Written exercise ::
Scan the following material for the string "Chinese" and copy each line in which it appears.
◆ ◆ ◆ ◆ ◆ ◆ ◆
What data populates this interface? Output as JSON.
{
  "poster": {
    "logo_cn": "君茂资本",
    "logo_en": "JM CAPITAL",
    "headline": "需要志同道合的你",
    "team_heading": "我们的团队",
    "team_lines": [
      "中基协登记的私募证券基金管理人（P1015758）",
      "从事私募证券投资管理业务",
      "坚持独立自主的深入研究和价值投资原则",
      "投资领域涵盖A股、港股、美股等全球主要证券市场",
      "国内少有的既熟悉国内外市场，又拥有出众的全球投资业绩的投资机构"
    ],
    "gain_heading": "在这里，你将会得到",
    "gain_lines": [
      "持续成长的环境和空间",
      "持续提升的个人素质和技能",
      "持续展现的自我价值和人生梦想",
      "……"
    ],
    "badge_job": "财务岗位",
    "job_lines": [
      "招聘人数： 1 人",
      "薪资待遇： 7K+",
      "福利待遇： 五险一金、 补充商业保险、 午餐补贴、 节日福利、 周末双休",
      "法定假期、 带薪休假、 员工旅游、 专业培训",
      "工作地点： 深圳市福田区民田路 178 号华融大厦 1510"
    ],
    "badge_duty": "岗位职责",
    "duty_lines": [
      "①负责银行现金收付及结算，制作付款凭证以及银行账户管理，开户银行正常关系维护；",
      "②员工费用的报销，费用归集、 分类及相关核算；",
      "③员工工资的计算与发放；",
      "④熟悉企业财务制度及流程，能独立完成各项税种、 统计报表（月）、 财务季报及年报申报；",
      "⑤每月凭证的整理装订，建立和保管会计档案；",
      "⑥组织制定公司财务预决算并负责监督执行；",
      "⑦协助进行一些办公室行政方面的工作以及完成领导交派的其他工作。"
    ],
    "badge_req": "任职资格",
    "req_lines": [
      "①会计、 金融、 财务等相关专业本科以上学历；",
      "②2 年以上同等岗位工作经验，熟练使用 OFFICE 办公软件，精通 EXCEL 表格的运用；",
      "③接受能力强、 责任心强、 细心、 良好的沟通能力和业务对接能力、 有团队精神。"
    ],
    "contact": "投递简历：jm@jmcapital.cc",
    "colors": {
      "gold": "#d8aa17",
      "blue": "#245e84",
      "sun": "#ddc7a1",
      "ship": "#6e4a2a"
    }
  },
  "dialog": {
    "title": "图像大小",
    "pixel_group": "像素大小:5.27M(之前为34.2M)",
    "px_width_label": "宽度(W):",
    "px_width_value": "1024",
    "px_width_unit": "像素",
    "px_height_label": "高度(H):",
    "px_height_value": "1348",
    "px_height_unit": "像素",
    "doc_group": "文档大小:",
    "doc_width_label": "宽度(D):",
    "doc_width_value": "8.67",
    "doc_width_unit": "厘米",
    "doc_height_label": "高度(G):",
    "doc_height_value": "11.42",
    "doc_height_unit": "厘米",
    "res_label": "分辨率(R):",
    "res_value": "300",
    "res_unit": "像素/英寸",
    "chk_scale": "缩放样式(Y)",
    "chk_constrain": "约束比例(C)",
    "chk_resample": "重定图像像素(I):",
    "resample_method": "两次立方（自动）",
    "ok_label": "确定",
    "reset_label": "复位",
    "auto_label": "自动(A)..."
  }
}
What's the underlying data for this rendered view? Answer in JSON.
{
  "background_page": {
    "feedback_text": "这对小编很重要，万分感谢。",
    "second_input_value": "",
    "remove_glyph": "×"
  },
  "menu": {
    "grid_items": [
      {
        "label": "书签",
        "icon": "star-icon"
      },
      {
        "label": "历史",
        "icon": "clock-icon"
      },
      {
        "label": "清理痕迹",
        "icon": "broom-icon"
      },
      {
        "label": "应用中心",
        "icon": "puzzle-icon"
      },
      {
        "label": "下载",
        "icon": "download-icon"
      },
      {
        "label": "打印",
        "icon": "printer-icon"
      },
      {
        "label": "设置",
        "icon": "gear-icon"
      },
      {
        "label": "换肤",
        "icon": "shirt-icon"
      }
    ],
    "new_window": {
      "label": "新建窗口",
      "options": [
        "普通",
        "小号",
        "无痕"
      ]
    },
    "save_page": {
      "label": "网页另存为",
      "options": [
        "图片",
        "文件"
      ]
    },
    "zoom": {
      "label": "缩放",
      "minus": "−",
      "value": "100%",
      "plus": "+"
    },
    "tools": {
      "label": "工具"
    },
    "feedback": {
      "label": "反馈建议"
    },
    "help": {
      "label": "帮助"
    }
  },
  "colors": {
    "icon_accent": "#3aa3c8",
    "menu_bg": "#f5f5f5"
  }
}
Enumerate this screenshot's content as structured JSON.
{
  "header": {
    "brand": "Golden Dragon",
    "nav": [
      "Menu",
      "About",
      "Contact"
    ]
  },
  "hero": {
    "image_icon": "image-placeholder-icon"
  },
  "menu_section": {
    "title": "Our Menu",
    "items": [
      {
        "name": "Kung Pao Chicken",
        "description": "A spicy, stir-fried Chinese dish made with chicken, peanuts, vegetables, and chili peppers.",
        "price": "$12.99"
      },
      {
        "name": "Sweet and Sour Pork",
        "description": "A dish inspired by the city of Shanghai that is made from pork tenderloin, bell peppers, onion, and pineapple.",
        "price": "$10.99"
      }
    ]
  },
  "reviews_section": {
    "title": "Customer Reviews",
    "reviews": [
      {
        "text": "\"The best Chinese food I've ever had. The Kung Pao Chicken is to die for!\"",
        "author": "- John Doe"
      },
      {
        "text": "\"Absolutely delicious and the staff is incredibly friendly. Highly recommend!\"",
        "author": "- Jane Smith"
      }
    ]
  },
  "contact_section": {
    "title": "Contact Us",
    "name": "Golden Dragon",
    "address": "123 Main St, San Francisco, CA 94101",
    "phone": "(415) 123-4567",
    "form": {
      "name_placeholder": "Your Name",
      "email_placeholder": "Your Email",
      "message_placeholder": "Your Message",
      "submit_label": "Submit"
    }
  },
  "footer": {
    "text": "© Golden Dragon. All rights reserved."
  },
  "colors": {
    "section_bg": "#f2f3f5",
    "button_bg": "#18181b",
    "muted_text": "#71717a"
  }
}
◆ ◆ ◆ ◆ ◆ ◆ ◆
Task answer ::
        "description": "A spicy, stir-fried Chinese dish made with chicken, peanuts, vegetables, and chili peppers.",
        "text": "\"The best Chinese food I've ever had. The Kung Pao Chicken is to die for!\"",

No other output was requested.